**Your objective:** The entries below should be given again exactly, minus their pictures.
■ ■ ■ ■
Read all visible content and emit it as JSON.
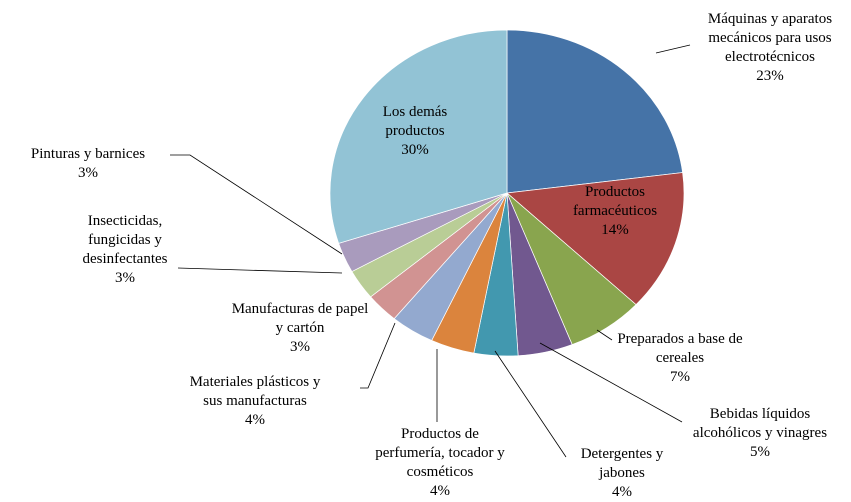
{
  "chart_data": {
    "type": "pie",
    "categories": [
      "Máquinas y aparatos mecánicos para usos electrotécnicos",
      "Productos farmacéuticos",
      "Preparados a base de cereales",
      "Bebidas líquidos alcohólicos y vinagres",
      "Detergentes y jabones",
      "Productos de perfumería, tocador y cosméticos",
      "Materiales plásticos y sus manufacturas",
      "Manufacturas de papel y cartón",
      "Insecticidas, fungicidas y desinfectantes",
      "Pinturas y barnices",
      "Los demás productos"
    ],
    "values": [
      23,
      14,
      7,
      5,
      4,
      4,
      4,
      3,
      3,
      3,
      30
    ],
    "value_labels": [
      "23%",
      "14%",
      "7%",
      "5%",
      "4%",
      "4%",
      "4%",
      "3%",
      "3%",
      "3%",
      "30%"
    ],
    "colors": [
      "#4573a7",
      "#aa4644",
      "#89a54e",
      "#71588f",
      "#4298af",
      "#db843d",
      "#93a9cf",
      "#d19392",
      "#b9cd96",
      "#a99bbd",
      "#92c3d5"
    ]
  }
}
■ ■ ■ ■
**Expected answer:**
Read all visible content and emit it as JSON.
{
  "chart_data": {
    "type": "pie",
    "categories": [
      "Máquinas y aparatos mecánicos para usos electrotécnicos",
      "Productos farmacéuticos",
      "Preparados a base de cereales",
      "Bebidas líquidos alcohólicos y vinagres",
      "Detergentes y jabones",
      "Productos de perfumería, tocador y cosméticos",
      "Materiales plásticos y sus manufacturas",
      "Manufacturas de papel y cartón",
      "Insecticidas, fungicidas y desinfectantes",
      "Pinturas y barnices",
      "Los demás productos"
    ],
    "values": [
      23,
      14,
      7,
      5,
      4,
      4,
      4,
      3,
      3,
      3,
      30
    ],
    "value_labels": [
      "23%",
      "14%",
      "7%",
      "5%",
      "4%",
      "4%",
      "4%",
      "3%",
      "3%",
      "3%",
      "30%"
    ],
    "colors": [
      "#4573a7",
      "#aa4644",
      "#89a54e",
      "#71588f",
      "#4298af",
      "#db843d",
      "#93a9cf",
      "#d19392",
      "#b9cd96",
      "#a99bbd",
      "#92c3d5"
    ]
  }
}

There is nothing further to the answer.